Instructions to follow:
Gather each line containing the string "Eighty" from these entries.

(Structured figure records)
= = = =

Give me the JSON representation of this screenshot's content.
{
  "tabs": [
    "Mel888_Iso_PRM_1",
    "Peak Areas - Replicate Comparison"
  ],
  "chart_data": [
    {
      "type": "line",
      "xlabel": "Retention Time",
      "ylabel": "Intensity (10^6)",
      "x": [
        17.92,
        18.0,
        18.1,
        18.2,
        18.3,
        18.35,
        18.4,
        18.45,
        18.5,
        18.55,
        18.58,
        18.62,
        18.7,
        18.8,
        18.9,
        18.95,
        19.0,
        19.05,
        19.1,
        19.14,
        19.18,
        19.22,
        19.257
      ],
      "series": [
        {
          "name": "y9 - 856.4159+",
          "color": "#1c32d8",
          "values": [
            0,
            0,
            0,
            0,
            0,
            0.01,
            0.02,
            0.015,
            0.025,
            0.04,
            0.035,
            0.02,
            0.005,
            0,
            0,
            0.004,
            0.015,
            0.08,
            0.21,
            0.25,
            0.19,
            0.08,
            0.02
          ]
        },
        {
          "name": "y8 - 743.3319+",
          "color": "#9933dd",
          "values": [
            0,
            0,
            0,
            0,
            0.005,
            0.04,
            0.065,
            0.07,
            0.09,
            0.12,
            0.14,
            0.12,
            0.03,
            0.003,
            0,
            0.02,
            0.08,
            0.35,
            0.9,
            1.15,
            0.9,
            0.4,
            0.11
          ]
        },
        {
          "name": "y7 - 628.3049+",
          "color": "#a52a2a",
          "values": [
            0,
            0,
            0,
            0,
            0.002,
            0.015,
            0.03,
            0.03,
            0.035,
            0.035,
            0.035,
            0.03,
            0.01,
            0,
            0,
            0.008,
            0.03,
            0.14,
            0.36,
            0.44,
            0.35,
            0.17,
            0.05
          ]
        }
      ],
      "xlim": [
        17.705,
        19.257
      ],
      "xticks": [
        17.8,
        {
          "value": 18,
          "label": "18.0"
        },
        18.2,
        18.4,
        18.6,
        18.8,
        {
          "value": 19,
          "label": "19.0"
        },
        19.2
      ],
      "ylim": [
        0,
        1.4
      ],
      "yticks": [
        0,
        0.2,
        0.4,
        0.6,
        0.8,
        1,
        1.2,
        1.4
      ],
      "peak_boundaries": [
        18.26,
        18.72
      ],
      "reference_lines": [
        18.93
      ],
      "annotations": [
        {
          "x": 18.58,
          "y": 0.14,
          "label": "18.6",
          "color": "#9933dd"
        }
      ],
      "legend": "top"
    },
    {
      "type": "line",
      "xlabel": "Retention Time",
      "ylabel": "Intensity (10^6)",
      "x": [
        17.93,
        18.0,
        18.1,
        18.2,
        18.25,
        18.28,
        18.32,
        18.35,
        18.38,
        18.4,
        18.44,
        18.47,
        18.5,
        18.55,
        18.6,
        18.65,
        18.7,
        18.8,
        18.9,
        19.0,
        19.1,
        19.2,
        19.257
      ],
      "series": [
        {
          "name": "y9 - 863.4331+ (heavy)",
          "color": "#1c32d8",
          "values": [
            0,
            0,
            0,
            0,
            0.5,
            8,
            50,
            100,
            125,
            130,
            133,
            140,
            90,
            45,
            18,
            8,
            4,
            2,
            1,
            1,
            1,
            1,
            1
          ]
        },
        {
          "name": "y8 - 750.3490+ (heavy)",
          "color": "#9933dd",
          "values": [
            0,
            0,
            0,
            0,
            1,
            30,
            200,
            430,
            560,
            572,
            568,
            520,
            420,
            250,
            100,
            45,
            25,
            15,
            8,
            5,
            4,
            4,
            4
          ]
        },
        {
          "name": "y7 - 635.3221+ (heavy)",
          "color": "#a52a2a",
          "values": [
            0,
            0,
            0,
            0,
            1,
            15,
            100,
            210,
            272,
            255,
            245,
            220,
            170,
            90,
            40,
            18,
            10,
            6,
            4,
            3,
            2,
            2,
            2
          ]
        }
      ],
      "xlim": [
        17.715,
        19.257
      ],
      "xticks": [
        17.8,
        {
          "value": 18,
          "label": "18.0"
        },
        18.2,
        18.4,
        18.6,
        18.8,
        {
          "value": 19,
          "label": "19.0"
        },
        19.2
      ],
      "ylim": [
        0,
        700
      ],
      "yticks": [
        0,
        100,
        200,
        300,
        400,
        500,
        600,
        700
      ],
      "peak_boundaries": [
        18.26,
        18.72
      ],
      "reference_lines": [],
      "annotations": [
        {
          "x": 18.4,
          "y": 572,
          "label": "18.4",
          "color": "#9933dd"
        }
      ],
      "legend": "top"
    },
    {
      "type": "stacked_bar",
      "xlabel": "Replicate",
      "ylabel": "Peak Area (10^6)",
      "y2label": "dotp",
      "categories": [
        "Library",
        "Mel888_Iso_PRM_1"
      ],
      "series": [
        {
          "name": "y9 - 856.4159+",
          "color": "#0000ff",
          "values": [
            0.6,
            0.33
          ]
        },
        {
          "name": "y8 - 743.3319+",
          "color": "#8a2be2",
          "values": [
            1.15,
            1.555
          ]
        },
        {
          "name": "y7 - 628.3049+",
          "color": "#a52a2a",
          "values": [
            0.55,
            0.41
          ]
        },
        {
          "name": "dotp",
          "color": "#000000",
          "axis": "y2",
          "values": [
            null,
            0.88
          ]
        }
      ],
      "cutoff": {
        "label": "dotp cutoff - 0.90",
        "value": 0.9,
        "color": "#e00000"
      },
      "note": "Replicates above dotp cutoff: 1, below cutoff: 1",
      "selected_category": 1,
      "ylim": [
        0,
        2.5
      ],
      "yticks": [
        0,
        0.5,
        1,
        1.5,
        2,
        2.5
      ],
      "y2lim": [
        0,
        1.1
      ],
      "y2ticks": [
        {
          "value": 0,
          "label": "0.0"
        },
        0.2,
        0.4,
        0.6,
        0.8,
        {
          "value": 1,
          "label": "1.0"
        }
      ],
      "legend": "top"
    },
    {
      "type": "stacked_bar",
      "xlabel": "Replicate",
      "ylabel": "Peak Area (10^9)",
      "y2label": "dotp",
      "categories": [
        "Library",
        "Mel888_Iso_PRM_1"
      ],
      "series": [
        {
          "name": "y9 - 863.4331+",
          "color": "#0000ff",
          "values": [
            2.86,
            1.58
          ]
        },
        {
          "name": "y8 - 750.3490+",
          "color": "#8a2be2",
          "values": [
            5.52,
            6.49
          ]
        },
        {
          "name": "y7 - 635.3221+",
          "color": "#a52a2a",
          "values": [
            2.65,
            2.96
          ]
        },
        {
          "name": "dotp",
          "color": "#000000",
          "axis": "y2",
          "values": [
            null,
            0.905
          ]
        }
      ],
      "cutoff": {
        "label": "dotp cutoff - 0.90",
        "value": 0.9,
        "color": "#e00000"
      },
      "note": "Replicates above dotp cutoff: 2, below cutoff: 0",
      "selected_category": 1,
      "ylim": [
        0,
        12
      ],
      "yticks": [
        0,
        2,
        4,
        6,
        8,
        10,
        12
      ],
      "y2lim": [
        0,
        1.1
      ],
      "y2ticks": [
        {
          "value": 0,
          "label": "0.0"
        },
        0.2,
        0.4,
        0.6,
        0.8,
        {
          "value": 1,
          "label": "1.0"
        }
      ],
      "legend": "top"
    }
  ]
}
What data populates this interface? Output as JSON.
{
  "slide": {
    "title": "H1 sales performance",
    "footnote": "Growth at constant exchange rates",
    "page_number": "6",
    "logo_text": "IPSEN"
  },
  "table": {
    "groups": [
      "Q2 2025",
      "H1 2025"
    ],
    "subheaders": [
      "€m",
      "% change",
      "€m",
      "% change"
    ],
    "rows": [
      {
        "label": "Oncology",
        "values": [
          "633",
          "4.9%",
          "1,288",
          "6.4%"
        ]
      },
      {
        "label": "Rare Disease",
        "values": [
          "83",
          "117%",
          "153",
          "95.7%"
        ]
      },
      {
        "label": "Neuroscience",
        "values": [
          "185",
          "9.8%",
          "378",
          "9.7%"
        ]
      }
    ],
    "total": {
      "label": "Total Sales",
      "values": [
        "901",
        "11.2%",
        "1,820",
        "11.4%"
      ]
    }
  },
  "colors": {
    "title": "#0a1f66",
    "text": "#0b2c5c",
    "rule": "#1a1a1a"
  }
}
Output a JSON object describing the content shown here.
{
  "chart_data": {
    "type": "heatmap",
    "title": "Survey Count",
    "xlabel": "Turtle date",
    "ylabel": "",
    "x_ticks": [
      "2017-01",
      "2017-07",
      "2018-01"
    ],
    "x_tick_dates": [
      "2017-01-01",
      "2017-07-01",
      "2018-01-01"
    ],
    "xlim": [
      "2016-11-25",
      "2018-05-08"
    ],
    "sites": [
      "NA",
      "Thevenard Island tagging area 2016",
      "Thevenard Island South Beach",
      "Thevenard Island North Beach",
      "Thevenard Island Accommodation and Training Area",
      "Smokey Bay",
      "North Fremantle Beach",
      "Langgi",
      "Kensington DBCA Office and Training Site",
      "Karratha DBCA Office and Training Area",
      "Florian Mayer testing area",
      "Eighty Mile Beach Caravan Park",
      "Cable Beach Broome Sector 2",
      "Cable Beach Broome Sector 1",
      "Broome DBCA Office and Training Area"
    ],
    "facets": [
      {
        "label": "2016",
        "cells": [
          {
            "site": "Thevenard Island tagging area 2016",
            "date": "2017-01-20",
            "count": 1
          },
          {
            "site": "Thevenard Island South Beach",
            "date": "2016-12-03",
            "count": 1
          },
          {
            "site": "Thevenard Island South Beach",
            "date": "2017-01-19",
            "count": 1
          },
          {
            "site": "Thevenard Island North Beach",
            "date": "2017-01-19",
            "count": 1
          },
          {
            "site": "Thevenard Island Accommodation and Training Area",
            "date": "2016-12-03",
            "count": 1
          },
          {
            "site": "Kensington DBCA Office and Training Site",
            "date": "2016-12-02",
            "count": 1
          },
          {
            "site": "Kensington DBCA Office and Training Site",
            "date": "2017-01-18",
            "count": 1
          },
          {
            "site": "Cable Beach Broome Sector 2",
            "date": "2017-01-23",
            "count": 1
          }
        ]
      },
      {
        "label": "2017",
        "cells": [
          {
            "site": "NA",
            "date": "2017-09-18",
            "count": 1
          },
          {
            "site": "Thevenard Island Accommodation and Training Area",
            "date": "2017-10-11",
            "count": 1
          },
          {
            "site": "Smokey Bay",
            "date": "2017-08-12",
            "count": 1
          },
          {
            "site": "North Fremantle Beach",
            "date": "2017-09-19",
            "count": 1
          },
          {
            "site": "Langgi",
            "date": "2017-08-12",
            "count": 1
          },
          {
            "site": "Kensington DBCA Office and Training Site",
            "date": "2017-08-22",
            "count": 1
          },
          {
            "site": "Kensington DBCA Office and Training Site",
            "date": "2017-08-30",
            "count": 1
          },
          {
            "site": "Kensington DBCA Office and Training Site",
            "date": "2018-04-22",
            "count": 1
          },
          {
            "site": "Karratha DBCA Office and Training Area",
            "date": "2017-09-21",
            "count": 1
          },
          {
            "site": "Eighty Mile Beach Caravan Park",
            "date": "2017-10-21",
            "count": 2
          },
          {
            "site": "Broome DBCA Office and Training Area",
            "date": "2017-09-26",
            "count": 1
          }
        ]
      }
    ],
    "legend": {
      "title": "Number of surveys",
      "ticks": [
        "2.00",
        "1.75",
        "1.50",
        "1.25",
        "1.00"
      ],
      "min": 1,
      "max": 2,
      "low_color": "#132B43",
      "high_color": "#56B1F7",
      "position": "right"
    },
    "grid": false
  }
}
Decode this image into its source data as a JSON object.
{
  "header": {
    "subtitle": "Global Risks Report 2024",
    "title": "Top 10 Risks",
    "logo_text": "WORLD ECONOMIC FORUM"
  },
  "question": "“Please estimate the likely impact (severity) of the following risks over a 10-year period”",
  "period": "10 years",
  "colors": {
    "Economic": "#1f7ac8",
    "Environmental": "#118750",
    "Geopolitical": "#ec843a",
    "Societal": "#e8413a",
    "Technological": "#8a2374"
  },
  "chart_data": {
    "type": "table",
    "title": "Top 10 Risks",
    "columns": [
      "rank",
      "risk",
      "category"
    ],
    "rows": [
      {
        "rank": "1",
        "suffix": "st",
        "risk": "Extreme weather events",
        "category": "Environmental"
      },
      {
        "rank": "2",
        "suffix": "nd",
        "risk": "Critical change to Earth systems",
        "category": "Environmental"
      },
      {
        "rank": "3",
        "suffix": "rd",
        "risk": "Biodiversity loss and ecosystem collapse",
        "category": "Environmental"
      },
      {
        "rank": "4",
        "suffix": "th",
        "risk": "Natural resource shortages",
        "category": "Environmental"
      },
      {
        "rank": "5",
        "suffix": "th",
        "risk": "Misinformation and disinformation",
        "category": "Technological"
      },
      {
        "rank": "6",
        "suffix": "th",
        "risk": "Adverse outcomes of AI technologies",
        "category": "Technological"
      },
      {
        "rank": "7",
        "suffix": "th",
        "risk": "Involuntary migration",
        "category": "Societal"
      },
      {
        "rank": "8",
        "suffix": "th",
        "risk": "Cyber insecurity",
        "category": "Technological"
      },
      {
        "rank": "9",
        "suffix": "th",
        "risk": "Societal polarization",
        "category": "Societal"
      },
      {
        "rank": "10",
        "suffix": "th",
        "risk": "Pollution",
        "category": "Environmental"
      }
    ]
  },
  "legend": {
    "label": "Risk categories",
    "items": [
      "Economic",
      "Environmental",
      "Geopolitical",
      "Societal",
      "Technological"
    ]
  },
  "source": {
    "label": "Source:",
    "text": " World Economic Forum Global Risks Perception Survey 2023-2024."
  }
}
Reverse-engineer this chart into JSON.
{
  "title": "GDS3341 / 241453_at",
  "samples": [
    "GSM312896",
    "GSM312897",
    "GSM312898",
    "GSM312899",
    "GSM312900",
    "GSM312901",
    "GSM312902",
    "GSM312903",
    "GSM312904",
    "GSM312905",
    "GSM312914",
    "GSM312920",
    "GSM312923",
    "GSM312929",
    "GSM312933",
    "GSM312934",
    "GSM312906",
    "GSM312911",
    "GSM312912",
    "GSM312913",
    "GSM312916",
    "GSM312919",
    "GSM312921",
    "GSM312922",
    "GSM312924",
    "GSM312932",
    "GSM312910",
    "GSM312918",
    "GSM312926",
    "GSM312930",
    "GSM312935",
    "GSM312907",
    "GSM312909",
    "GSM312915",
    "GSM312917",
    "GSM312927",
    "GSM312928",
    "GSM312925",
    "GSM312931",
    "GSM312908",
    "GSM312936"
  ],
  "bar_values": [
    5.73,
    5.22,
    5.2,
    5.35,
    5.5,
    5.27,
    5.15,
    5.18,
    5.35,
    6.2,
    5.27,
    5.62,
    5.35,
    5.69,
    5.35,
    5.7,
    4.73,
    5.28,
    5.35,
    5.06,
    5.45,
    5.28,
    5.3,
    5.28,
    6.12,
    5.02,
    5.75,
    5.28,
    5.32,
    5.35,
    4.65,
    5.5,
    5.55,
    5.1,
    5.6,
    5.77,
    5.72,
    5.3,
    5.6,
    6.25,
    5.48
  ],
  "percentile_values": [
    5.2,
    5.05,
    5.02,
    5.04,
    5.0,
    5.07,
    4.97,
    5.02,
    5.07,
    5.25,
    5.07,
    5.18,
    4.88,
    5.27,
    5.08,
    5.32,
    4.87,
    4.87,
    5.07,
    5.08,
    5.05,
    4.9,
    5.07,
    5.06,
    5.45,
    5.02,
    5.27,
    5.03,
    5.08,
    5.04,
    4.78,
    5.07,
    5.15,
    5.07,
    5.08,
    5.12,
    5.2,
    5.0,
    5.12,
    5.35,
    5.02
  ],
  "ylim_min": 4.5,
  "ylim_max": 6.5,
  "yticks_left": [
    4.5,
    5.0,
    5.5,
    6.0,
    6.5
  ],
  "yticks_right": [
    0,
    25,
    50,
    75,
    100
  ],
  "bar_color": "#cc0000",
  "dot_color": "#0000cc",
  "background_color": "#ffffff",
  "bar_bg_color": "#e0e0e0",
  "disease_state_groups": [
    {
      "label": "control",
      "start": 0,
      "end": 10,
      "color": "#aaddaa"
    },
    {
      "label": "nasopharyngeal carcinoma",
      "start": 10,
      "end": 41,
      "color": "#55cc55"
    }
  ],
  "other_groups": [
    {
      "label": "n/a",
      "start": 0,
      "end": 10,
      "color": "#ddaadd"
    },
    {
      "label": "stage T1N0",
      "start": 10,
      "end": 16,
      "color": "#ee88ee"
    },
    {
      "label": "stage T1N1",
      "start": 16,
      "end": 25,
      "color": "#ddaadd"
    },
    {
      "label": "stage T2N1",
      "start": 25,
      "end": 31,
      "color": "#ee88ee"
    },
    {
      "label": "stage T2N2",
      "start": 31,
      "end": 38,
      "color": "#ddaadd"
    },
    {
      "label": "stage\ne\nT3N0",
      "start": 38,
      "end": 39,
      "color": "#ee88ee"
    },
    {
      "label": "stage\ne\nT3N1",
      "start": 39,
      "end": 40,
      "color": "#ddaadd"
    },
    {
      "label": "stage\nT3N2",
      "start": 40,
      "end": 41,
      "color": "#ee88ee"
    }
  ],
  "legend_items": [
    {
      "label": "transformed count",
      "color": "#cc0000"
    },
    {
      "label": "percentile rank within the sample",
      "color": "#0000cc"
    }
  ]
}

= = = =

Expected answer:
      "Eighty Mile Beach Caravan Park",
            "site": "Eighty Mile Beach Caravan Park",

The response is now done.